◆ **Instructions for the task**: Records follow. Copy every line with "color".
** begin Material to process **
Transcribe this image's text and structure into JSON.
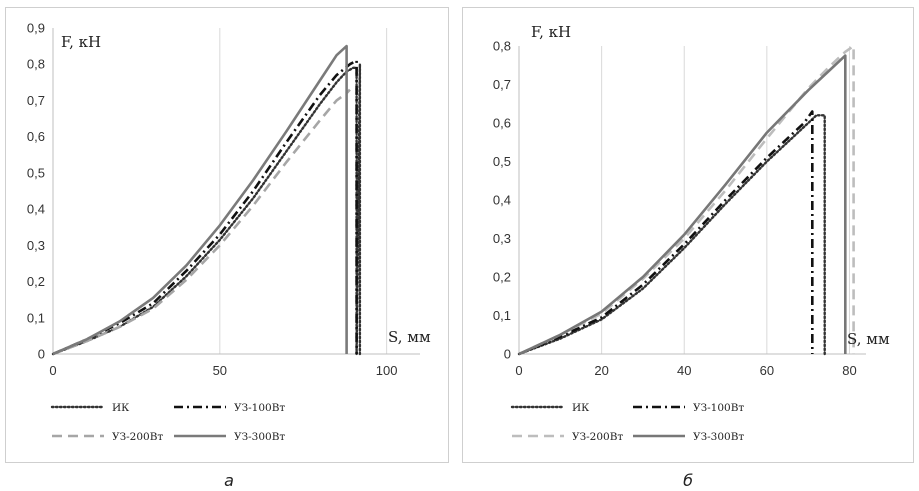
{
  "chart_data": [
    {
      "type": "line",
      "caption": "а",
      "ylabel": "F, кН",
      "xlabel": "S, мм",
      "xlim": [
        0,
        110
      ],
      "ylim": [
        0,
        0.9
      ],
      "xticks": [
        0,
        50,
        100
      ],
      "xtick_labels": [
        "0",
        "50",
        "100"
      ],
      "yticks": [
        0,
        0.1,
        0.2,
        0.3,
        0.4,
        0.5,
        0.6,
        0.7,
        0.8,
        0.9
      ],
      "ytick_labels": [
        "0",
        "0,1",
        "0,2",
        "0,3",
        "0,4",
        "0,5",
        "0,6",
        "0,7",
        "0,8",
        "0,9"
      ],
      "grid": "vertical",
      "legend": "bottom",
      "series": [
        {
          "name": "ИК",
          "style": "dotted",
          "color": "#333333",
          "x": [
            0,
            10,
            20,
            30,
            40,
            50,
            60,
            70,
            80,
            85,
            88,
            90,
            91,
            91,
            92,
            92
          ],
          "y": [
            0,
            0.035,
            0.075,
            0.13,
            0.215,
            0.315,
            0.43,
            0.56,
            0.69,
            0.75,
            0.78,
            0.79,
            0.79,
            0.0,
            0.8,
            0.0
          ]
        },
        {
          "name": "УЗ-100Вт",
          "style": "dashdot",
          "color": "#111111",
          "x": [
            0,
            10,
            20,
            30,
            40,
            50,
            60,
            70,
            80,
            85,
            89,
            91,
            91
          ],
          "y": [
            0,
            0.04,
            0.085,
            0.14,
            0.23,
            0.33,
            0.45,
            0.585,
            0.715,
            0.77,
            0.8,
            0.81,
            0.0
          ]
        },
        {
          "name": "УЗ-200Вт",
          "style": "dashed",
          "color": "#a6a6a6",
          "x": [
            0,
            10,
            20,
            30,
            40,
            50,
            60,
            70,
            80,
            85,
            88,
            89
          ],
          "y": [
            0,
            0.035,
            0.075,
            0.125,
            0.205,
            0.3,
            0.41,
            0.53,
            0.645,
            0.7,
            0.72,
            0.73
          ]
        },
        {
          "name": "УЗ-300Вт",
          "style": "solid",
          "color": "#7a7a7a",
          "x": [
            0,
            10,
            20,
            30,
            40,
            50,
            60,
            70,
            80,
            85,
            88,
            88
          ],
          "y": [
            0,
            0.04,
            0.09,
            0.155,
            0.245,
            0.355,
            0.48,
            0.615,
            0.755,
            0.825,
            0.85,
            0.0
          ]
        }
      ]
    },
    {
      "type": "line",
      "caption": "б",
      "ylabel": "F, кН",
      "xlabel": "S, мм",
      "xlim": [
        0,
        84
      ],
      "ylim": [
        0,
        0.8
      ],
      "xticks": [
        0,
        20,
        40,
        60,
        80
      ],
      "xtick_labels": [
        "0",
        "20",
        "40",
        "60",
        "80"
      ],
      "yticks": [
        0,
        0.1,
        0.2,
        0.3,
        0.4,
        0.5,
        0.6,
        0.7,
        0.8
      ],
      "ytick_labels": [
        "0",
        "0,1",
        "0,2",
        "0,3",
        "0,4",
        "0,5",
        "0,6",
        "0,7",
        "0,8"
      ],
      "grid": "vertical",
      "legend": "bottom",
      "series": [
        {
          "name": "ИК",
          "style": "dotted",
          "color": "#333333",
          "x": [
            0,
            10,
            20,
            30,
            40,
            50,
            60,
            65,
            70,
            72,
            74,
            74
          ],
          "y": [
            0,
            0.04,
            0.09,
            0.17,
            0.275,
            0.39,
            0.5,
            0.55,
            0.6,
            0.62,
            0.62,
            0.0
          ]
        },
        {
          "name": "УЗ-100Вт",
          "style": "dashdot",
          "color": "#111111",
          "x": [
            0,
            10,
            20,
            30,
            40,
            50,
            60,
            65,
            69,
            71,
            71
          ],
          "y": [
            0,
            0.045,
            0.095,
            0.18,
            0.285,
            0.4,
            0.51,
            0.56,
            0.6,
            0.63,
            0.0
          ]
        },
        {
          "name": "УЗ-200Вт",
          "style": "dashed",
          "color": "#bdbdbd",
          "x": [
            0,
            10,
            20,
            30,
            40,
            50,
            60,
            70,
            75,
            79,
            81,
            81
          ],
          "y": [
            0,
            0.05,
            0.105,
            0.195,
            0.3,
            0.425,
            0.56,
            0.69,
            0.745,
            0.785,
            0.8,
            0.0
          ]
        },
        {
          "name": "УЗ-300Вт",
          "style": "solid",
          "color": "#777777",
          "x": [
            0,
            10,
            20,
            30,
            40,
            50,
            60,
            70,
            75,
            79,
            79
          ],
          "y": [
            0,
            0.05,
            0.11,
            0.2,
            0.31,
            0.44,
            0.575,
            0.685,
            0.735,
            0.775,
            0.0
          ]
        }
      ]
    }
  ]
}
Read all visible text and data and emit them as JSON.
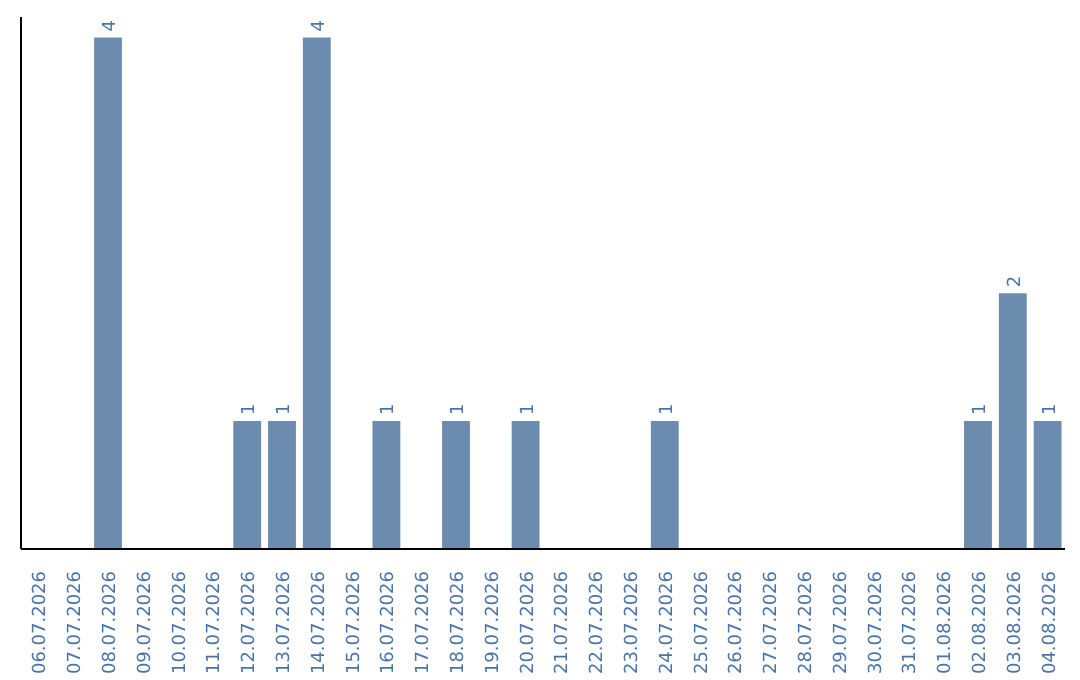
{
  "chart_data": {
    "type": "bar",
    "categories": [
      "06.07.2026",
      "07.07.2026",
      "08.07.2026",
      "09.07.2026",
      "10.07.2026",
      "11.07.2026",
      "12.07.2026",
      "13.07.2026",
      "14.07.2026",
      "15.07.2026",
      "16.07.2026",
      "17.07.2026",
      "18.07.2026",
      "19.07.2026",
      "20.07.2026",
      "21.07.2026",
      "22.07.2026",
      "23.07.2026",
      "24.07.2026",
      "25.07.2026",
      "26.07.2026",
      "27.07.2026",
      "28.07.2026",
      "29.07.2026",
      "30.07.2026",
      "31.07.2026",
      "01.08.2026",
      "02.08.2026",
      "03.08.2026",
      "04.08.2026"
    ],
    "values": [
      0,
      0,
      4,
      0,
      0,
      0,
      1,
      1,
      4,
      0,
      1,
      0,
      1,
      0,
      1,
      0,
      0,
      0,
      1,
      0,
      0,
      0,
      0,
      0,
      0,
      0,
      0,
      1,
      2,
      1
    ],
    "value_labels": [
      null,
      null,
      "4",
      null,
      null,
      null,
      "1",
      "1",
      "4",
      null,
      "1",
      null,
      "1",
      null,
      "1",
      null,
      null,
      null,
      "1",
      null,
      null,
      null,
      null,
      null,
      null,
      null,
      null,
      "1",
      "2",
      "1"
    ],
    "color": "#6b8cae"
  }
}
** end Material to process **
◆ **Result of the task**:
          "color": "#333333",
          "color": "#111111",
          "color": "#a6a6a6",
          "color": "#7a7a7a",
          "color": "#333333",
          "color": "#111111",
          "color": "#bdbdbd",
          "color": "#777777",
    "color": "#6b8cae"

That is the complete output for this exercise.